## Task prompt:
Extract each line containing the string "document".

----

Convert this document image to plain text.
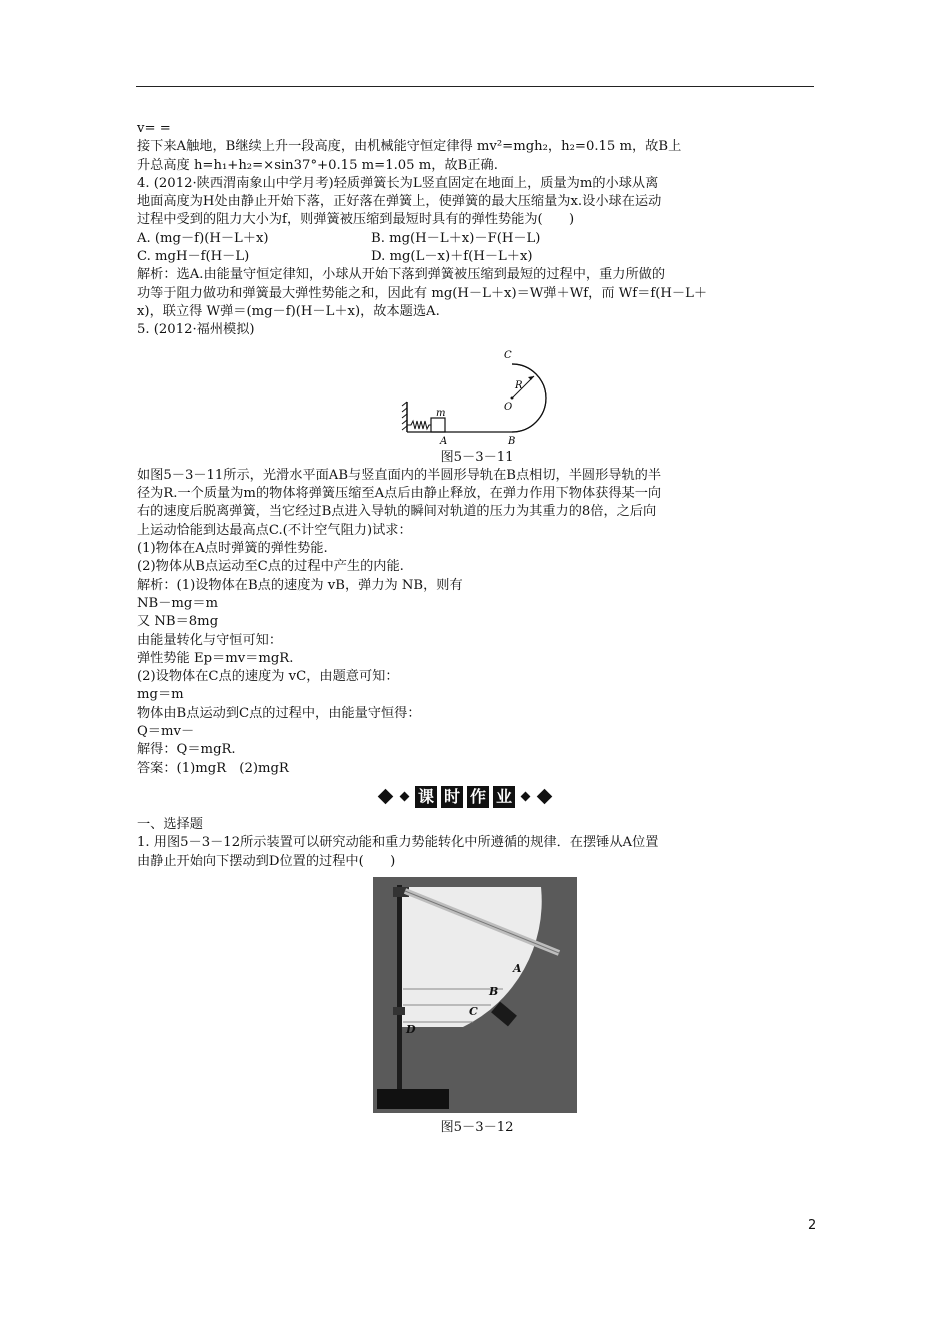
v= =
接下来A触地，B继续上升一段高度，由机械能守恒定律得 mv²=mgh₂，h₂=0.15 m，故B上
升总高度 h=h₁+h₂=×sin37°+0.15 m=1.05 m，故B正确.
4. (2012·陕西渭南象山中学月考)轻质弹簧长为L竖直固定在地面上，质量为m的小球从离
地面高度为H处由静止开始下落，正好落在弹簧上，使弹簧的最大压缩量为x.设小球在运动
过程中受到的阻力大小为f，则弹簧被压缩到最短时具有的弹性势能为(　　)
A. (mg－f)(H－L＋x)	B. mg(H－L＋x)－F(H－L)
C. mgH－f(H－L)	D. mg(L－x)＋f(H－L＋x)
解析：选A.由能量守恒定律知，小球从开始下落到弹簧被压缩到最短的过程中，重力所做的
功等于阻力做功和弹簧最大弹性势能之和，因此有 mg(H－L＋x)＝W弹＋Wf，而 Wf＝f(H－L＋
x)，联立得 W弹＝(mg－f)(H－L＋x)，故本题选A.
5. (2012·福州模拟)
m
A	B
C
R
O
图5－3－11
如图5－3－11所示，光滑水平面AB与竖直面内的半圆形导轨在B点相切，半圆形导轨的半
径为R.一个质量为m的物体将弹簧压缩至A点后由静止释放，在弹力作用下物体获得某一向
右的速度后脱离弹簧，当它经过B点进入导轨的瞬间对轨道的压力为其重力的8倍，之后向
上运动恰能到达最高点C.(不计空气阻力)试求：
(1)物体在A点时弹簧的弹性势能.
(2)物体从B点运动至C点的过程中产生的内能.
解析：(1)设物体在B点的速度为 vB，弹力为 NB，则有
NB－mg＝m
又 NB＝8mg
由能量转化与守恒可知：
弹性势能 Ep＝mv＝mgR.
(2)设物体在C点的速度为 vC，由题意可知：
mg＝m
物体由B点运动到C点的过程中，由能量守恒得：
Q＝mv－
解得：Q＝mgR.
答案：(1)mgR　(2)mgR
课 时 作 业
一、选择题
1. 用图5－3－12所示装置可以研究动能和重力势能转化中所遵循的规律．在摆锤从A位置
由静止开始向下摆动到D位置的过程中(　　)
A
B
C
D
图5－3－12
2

----

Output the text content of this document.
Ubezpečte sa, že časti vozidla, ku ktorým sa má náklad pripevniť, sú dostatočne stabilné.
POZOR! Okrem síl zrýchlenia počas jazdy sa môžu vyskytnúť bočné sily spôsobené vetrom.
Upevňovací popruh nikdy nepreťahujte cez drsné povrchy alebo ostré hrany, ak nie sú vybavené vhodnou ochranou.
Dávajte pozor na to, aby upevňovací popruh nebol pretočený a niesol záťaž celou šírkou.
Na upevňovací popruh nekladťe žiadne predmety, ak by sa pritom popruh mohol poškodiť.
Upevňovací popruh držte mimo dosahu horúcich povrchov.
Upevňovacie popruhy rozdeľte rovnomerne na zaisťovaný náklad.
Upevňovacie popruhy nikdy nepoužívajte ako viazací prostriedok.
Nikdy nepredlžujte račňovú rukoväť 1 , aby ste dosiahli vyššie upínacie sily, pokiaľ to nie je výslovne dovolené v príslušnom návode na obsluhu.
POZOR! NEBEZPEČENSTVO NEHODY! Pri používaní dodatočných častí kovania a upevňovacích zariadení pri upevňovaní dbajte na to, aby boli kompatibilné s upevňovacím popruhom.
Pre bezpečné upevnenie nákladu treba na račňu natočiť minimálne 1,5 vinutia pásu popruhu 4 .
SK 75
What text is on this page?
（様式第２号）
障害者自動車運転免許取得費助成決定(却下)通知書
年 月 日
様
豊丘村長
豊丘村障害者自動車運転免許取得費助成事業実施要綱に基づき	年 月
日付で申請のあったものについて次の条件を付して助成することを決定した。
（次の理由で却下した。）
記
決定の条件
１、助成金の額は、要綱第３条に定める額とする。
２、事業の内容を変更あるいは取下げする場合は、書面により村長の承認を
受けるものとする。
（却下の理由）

----

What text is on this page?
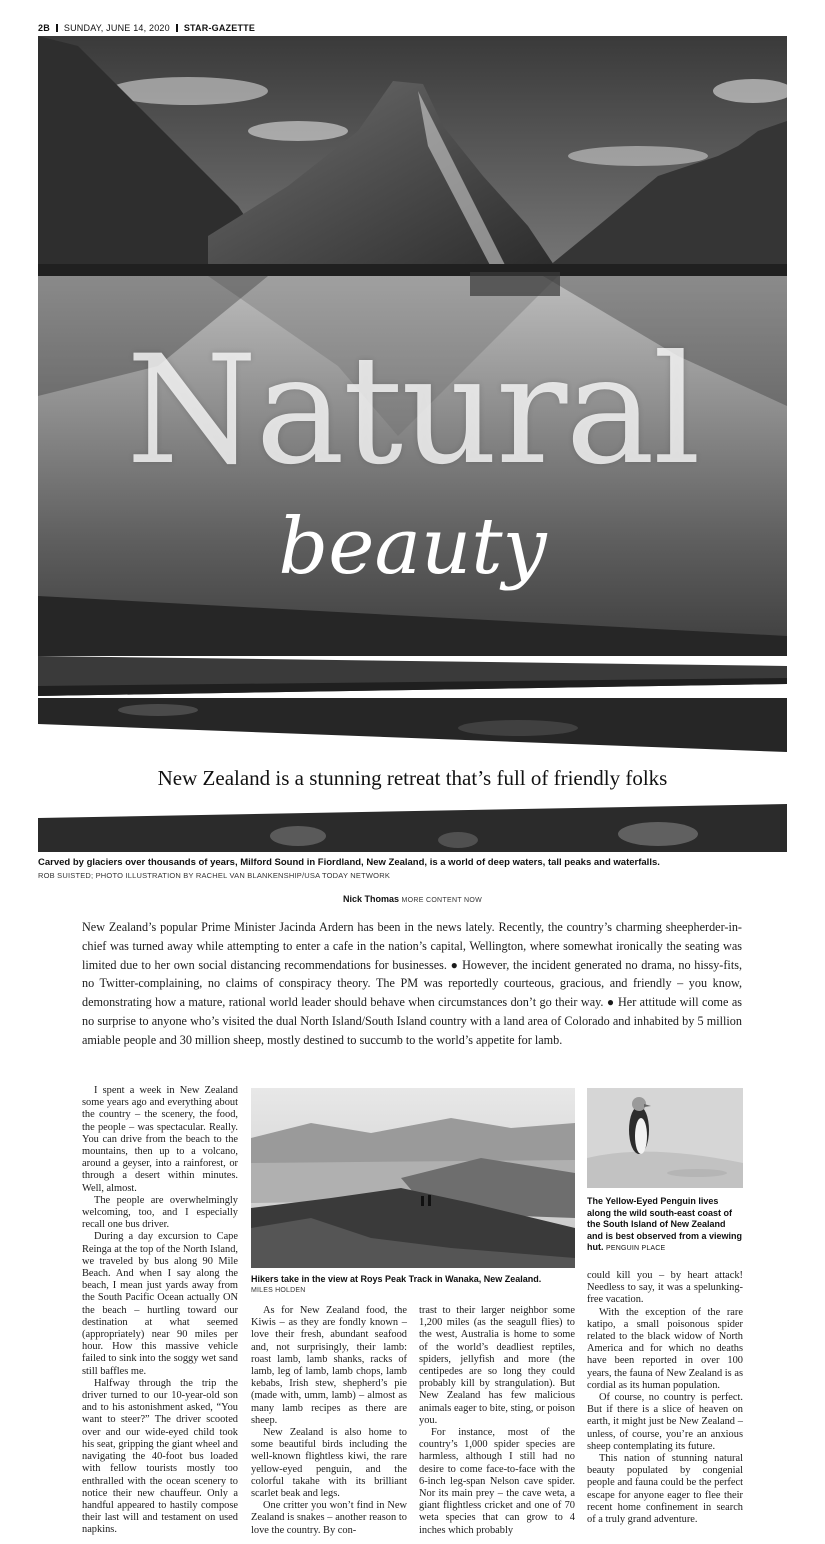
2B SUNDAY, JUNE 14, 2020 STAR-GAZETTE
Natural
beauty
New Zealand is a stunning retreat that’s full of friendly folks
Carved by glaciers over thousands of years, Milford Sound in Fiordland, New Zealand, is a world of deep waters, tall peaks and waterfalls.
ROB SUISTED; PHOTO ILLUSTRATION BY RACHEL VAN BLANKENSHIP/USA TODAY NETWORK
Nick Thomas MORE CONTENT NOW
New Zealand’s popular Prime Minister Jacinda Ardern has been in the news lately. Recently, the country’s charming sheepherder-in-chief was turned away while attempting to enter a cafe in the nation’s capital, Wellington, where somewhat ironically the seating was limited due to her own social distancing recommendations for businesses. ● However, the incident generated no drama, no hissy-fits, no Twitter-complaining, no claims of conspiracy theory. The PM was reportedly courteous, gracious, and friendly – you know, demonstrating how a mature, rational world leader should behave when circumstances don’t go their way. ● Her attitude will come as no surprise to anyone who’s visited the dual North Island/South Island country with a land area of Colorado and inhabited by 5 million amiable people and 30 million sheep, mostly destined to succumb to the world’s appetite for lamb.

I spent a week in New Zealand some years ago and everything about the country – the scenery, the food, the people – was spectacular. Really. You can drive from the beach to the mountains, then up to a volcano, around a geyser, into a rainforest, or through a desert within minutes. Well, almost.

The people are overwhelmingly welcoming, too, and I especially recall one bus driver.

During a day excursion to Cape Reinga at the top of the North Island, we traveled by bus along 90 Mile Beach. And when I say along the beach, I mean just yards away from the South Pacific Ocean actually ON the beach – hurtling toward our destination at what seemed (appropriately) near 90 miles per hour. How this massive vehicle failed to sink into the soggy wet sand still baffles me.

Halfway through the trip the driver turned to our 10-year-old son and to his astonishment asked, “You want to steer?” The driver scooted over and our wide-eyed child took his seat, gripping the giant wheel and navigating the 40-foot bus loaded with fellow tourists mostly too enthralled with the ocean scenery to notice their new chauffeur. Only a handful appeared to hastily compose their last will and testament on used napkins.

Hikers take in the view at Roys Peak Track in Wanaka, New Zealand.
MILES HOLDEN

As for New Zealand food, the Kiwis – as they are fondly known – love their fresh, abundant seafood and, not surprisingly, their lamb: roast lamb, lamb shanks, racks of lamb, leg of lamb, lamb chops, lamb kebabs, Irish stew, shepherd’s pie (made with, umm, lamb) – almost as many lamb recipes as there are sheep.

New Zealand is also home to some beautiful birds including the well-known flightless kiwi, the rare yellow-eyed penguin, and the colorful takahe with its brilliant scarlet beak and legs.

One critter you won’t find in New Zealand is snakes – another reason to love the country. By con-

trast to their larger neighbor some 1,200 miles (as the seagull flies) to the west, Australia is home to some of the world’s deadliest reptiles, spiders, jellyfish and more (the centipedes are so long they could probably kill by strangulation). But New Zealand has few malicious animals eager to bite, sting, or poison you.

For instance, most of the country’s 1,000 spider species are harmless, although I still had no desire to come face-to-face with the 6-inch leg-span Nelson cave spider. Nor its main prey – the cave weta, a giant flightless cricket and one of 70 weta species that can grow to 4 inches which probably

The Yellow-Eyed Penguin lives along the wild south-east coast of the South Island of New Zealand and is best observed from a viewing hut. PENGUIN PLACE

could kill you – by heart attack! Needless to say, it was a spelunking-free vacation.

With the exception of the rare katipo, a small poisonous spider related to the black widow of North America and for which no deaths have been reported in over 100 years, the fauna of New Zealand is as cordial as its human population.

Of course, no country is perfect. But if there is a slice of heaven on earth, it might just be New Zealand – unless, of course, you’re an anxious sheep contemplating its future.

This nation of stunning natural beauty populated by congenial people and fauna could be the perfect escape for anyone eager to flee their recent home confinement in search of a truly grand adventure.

----

## Complete output:
Convert this document image to plain text.
Output the text content of this document.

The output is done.